— BEGIN Record list —
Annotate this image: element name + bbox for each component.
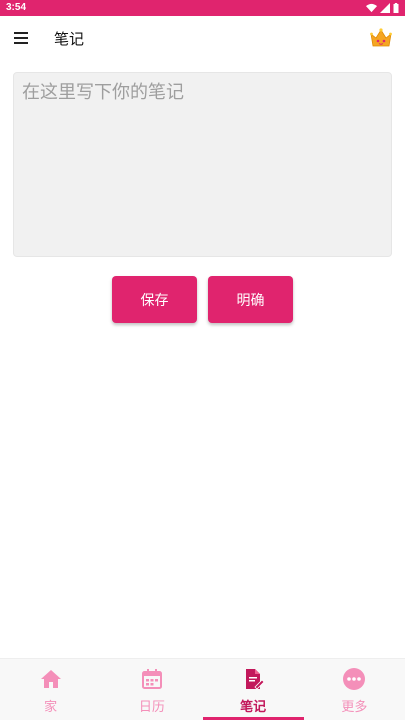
more-icon — [343, 668, 366, 690]
nav-label-more: 更多 — [341, 700, 368, 715]
calendar-icon — [141, 669, 162, 689]
menu-icon-line — [14, 32, 28, 34]
battery-icon — [393, 3, 399, 13]
status-bar: 3:54 — [0, 0, 405, 16]
status-time: 3:54 — [6, 2, 27, 13]
note-input[interactable] — [13, 72, 392, 257]
nav-label-home: 家 — [44, 700, 58, 715]
nav-item-home[interactable]: 家 — [0, 659, 101, 720]
app-bar: 笔记 — [0, 16, 405, 60]
crown-icon[interactable] — [369, 26, 393, 50]
wifi-icon — [366, 3, 377, 13]
nav-item-notes[interactable]: 笔记 — [202, 659, 304, 720]
save-button[interactable]: 保存 — [112, 276, 197, 323]
menu-icon-line — [14, 42, 28, 44]
nav-item-more[interactable]: 更多 — [304, 659, 405, 720]
clear-button[interactable]: 明确 — [208, 276, 293, 323]
home-icon — [40, 670, 61, 688]
signal-icon — [380, 3, 390, 13]
menu-icon-line — [14, 37, 28, 39]
nav-label-calendar: 日历 — [138, 700, 165, 715]
note-icon — [246, 669, 265, 690]
page-title: 笔记 — [54, 30, 85, 48]
bottom-nav: 家 日历 笔记 更多 — [0, 658, 405, 720]
menu-button[interactable] — [14, 29, 34, 47]
nav-item-calendar[interactable]: 日历 — [101, 659, 202, 720]
nav-label-notes: 笔记 — [240, 700, 267, 715]
status-icons — [366, 3, 399, 13]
— END Record list —
[Instructions for the task] Copy the lines from the one containing "more-icon — [343, 668, 366, 690]" through the one containing "nav-item-home[interactable]: 家 —", both included, without changing them.

[Solution for this task]
more-icon — [343, 668, 366, 690]
nav-label-more: 更多 — [341, 700, 368, 715]
calendar-icon — [141, 669, 162, 689]
menu-icon-line — [14, 32, 28, 34]
battery-icon — [393, 3, 399, 13]
status-bar: 3:54 — [0, 0, 405, 16]
status-time: 3:54 — [6, 2, 27, 13]
note-input[interactable] — [13, 72, 392, 257]
nav-label-home: 家 — [44, 700, 58, 715]
nav-item-home[interactable]: 家 — [0, 659, 101, 720]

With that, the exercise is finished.